[WRITTEN TASK] Pull every line containing the word "предоставления" from the records.

[PROVIDED ENTRIES]
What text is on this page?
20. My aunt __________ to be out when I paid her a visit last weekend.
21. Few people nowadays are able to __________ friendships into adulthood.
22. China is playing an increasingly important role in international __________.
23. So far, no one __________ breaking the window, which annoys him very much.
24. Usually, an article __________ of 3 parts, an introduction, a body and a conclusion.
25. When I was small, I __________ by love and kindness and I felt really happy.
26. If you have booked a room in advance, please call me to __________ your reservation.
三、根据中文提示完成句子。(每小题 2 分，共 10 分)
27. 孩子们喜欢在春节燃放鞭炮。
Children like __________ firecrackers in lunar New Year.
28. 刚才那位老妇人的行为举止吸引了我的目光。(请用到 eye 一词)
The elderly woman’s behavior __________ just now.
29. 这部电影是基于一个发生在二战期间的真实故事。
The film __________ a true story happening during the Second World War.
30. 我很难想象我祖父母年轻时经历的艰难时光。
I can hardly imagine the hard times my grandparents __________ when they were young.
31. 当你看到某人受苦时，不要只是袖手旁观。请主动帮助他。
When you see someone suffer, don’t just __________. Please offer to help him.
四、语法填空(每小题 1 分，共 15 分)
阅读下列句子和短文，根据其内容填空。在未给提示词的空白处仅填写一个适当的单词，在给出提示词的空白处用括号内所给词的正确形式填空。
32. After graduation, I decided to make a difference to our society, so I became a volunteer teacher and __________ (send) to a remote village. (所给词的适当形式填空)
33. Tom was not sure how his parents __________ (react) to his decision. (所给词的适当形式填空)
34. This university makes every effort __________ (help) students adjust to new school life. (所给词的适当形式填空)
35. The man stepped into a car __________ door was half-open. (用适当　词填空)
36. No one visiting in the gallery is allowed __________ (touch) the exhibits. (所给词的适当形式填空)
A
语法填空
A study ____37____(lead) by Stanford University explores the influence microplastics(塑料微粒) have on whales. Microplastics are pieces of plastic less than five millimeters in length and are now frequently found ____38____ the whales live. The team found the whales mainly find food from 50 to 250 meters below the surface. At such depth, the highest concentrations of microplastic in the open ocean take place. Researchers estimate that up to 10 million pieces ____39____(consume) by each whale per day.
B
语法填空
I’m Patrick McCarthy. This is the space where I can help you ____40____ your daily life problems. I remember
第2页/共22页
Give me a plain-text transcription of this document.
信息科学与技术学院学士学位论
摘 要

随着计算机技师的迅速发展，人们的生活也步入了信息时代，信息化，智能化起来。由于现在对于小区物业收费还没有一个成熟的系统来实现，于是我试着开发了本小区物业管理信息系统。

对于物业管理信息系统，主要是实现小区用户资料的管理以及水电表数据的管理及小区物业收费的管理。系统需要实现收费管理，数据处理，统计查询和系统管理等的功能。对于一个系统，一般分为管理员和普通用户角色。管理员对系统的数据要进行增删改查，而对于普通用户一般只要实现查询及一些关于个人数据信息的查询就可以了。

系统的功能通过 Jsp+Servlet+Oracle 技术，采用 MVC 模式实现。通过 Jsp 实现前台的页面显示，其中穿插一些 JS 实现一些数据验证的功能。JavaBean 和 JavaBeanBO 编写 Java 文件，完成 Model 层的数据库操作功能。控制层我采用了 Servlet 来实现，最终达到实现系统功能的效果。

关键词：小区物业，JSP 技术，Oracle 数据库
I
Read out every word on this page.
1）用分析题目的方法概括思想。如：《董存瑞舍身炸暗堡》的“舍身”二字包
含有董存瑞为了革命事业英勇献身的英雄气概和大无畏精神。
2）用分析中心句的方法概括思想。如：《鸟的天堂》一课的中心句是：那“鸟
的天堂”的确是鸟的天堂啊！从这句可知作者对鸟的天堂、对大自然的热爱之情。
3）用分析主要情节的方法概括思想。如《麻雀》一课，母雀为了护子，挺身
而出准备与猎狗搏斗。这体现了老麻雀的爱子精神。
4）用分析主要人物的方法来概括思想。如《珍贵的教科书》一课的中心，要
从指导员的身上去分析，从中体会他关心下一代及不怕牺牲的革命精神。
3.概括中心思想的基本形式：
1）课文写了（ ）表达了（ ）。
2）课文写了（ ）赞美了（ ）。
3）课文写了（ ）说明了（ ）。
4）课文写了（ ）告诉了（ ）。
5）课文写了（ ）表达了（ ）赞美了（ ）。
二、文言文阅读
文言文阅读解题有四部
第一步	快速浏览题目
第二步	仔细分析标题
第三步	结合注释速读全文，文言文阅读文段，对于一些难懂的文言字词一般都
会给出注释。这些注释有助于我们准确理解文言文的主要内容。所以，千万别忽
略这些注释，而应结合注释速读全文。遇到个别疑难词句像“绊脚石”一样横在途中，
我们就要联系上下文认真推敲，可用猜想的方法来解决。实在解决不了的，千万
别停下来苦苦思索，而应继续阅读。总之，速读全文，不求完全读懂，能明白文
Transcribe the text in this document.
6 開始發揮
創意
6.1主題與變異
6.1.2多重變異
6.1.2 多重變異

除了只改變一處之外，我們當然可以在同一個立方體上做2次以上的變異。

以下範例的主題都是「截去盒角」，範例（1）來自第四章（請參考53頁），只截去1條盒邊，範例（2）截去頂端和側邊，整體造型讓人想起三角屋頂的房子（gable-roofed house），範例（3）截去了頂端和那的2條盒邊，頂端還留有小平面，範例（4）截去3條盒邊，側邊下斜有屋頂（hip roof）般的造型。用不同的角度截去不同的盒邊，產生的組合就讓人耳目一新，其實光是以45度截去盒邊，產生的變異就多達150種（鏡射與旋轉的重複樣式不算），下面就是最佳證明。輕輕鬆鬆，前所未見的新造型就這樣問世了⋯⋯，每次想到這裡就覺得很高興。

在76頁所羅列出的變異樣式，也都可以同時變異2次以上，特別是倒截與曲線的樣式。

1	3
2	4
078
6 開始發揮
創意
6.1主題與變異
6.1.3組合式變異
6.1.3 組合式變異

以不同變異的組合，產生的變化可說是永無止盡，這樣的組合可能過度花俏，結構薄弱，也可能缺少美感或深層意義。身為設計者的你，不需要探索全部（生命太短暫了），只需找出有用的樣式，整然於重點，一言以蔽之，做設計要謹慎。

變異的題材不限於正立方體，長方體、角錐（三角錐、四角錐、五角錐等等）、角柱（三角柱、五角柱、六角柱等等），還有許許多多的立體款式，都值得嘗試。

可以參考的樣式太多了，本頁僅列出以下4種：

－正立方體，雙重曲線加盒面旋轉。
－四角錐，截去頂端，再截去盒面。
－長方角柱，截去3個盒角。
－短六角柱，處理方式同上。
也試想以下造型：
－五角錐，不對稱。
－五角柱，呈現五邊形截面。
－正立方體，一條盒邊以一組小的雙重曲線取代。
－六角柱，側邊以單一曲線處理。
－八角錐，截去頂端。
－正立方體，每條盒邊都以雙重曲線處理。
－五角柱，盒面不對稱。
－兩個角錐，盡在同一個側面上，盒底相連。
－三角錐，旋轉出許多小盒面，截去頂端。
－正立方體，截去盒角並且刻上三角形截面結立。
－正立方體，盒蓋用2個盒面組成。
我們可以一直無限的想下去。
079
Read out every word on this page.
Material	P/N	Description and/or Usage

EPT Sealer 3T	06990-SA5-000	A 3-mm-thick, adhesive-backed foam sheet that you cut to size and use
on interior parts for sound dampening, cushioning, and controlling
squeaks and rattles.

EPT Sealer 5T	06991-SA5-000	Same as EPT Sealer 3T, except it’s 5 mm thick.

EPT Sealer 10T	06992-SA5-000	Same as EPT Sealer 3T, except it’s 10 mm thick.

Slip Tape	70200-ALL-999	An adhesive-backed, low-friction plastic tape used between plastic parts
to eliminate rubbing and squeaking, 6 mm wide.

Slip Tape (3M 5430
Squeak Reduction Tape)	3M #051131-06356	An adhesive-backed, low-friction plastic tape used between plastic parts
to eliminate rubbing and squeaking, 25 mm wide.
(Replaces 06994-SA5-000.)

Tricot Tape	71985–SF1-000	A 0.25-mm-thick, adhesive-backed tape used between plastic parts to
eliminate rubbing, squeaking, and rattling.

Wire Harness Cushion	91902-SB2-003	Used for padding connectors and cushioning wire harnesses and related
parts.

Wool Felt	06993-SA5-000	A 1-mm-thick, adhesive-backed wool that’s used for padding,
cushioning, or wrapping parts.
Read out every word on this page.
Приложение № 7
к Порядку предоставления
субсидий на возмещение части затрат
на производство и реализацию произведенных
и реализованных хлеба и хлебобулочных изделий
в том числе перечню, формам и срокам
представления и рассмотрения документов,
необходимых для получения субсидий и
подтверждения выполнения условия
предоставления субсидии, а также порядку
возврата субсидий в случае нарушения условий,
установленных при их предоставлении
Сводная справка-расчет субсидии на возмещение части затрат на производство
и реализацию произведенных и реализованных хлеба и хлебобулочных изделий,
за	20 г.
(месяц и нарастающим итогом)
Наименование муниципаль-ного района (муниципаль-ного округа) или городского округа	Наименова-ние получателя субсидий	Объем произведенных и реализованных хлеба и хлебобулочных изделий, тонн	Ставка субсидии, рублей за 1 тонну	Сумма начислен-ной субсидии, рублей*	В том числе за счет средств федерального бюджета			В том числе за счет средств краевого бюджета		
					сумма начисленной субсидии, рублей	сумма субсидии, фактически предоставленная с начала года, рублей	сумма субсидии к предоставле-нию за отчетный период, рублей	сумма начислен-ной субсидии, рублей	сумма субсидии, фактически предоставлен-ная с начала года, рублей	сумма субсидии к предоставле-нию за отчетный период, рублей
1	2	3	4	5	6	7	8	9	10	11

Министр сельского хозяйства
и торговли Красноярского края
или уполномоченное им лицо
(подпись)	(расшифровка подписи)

[COMPLETED EXERCISE]
к Порядку предоставления
предоставления субсидии, а также порядку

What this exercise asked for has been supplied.